*** Provided data ***
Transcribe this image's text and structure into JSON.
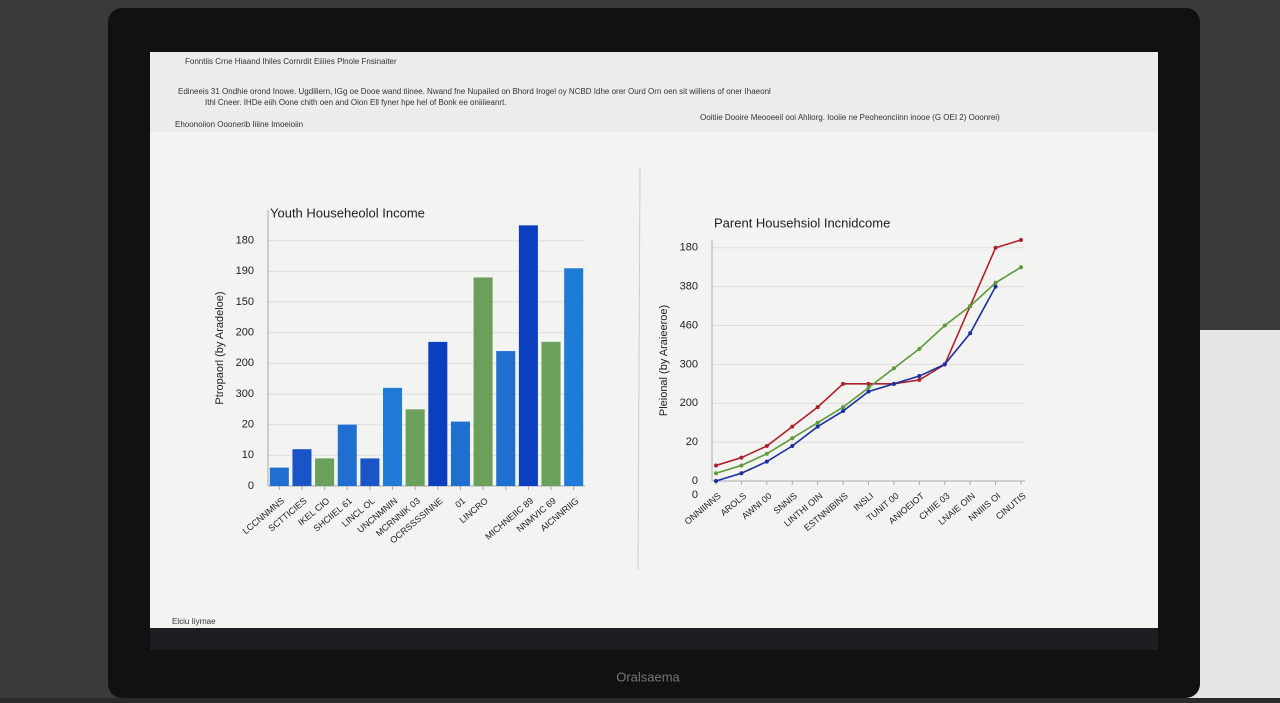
{
  "ui": {
    "menu": "Fonntiis Crne Hiaand Ihiles Cornrdit Eiiiies Plnole Fnsinaiter",
    "toolbar_line1": "Edineeis 31 Ondhie orond Inowe. Ugdiliern, IGg oe Dooe wand tiinee. Nwand fne Nupailed on Bhord Irogel oy NCBD Idhe orer Ourd Orn oen sit wiiliens of oner Ihaeonl",
    "toolbar_line2": "Ithl Cneer. IHDe eiih Oone chith oen and Oion Ell fyner hpe hel of Bonk ee oniiiieanrt.",
    "breadcrumb": "Ehoonoiion Ooonerib Iiiine Imoeioiin",
    "tab": "Ooitiie Dooire Meooeeil ooi Ahliorg. Iooiie ne Peoheonciinn inooe (G OEI 2) Ooonrei)",
    "status": "Elciu Iiyrnae",
    "brand": "Oralsaema"
  },
  "chart_data": [
    {
      "type": "bar",
      "title": "Youth Househeolol Income",
      "y_label": "Ptropaorl (by Aradeloe)",
      "categories": [
        "LCCNNMNS",
        "SCTTICIES",
        "IKEL CIO",
        "SHCIIEL 61",
        "LINCL OL",
        "UNCNMNIN",
        "MCRNNIK 03",
        "OCRSSSSINNE",
        "01",
        "LINCRO",
        null,
        "MICHNEIIC 89",
        "NNMVIC 69",
        "AICNNRIIG"
      ],
      "values": [
        6,
        12,
        9,
        20,
        9,
        32,
        25,
        47,
        21,
        68,
        44,
        85,
        47,
        71
      ],
      "colors": [
        "#1f6fd1",
        "#1a55c8",
        "#6aa05a",
        "#1f6fd1",
        "#1a55c8",
        "#1f7ad8",
        "#6aa05a",
        "#0a3fc0",
        "#1f6fd1",
        "#6aa05a",
        "#1f6fd1",
        "#0a3fc0",
        "#6aa05a",
        "#1f7ad8"
      ],
      "ylim": [
        0,
        90
      ],
      "yticks": [
        0,
        10,
        20,
        {
          "value": 30,
          "label": "300"
        },
        {
          "value": 40,
          "label": "200"
        },
        {
          "value": 50,
          "label": "200"
        },
        {
          "value": 60,
          "label": "150"
        },
        {
          "value": 70,
          "label": "190"
        },
        {
          "value": 80,
          "label": "180"
        }
      ],
      "grid": true
    },
    {
      "type": "line",
      "title": "Parent Househsiol Incnidcome",
      "y_label": "Pleional (by Araieeroe)",
      "categories": [
        "ONNIINNS",
        "AROLS",
        "AWNI 00",
        "SNNIS",
        "LINTHI OIN",
        "ESTNNIBINS",
        "INSLI",
        "TUNIT 00",
        "ANIOEIOT",
        "CHIIE 03",
        "LNAIE OIN",
        "NNIIIS OI",
        "CINUTIS"
      ],
      "series": [
        {
          "color": "#b0202a",
          "values": [
            4,
            6,
            9,
            14,
            19,
            25,
            25,
            25,
            26,
            30,
            45,
            60,
            62
          ]
        },
        {
          "color": "#5a9a3a",
          "values": [
            2,
            4,
            7,
            11,
            15,
            19,
            24,
            29,
            34,
            40,
            45,
            51,
            55
          ]
        },
        {
          "color": "#1a2fa0",
          "values": [
            0,
            2,
            5,
            9,
            14,
            18,
            23,
            25,
            27,
            30,
            38,
            50,
            null
          ]
        }
      ],
      "ylim": [
        0,
        62
      ],
      "yticks": [
        0,
        {
          "value": 10,
          "label": "20"
        },
        {
          "value": 20,
          "label": "200"
        },
        {
          "value": 30,
          "label": "300"
        },
        {
          "value": 40,
          "label": "460"
        },
        {
          "value": 50,
          "label": "380"
        },
        {
          "value": 60,
          "label": "180"
        }
      ],
      "annotations": [
        "0"
      ],
      "grid": true
    }
  ]
}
***
■ Given problem
Each entry above should be reproduced exactly, with the pictures removed.

■ Complete answer
Transcribe this image's text and structure into JSON.
{
  "ui": {
    "menu": "Fonntiis Crne Hiaand Ihiles Cornrdit Eiiiies Plnole Fnsinaiter",
    "toolbar_line1": "Edineeis 31 Ondhie orond Inowe. Ugdiliern, IGg oe Dooe wand tiinee. Nwand fne Nupailed on Bhord Irogel oy NCBD Idhe orer Ourd Orn oen sit wiiliens of oner Ihaeonl",
    "toolbar_line2": "Ithl Cneer. IHDe eiih Oone chith oen and Oion Ell fyner hpe hel of Bonk ee oniiiieanrt.",
    "breadcrumb": "Ehoonoiion Ooonerib Iiiine Imoeioiin",
    "tab": "Ooitiie Dooire Meooeeil ooi Ahliorg. Iooiie ne Peoheonciinn inooe (G OEI 2) Ooonrei)",
    "status": "Elciu Iiyrnae",
    "brand": "Oralsaema"
  },
  "chart_data": [
    {
      "type": "bar",
      "title": "Youth Househeolol Income",
      "y_label": "Ptropaorl (by Aradeloe)",
      "categories": [
        "LCCNNMNS",
        "SCTTICIES",
        "IKEL CIO",
        "SHCIIEL 61",
        "LINCL OL",
        "UNCNMNIN",
        "MCRNNIK 03",
        "OCRSSSSINNE",
        "01",
        "LINCRO",
        null,
        "MICHNEIIC 89",
        "NNMVIC 69",
        "AICNNRIIG"
      ],
      "values": [
        6,
        12,
        9,
        20,
        9,
        32,
        25,
        47,
        21,
        68,
        44,
        85,
        47,
        71
      ],
      "colors": [
        "#1f6fd1",
        "#1a55c8",
        "#6aa05a",
        "#1f6fd1",
        "#1a55c8",
        "#1f7ad8",
        "#6aa05a",
        "#0a3fc0",
        "#1f6fd1",
        "#6aa05a",
        "#1f6fd1",
        "#0a3fc0",
        "#6aa05a",
        "#1f7ad8"
      ],
      "ylim": [
        0,
        90
      ],
      "yticks": [
        0,
        10,
        20,
        {
          "value": 30,
          "label": "300"
        },
        {
          "value": 40,
          "label": "200"
        },
        {
          "value": 50,
          "label": "200"
        },
        {
          "value": 60,
          "label": "150"
        },
        {
          "value": 70,
          "label": "190"
        },
        {
          "value": 80,
          "label": "180"
        }
      ],
      "grid": true
    },
    {
      "type": "line",
      "title": "Parent Househsiol Incnidcome",
      "y_label": "Pleional (by Araieeroe)",
      "categories": [
        "ONNIINNS",
        "AROLS",
        "AWNI 00",
        "SNNIS",
        "LINTHI OIN",
        "ESTNNIBINS",
        "INSLI",
        "TUNIT 00",
        "ANIOEIOT",
        "CHIIE 03",
        "LNAIE OIN",
        "NNIIIS OI",
        "CINUTIS"
      ],
      "series": [
        {
          "color": "#b0202a",
          "values": [
            4,
            6,
            9,
            14,
            19,
            25,
            25,
            25,
            26,
            30,
            45,
            60,
            62
          ]
        },
        {
          "color": "#5a9a3a",
          "values": [
            2,
            4,
            7,
            11,
            15,
            19,
            24,
            29,
            34,
            40,
            45,
            51,
            55
          ]
        },
        {
          "color": "#1a2fa0",
          "values": [
            0,
            2,
            5,
            9,
            14,
            18,
            23,
            25,
            27,
            30,
            38,
            50,
            null
          ]
        }
      ],
      "ylim": [
        0,
        62
      ],
      "yticks": [
        0,
        {
          "value": 10,
          "label": "20"
        },
        {
          "value": 20,
          "label": "200"
        },
        {
          "value": 30,
          "label": "300"
        },
        {
          "value": 40,
          "label": "460"
        },
        {
          "value": 50,
          "label": "380"
        },
        {
          "value": 60,
          "label": "180"
        }
      ],
      "annotations": [
        "0"
      ],
      "grid": true
    }
  ]
}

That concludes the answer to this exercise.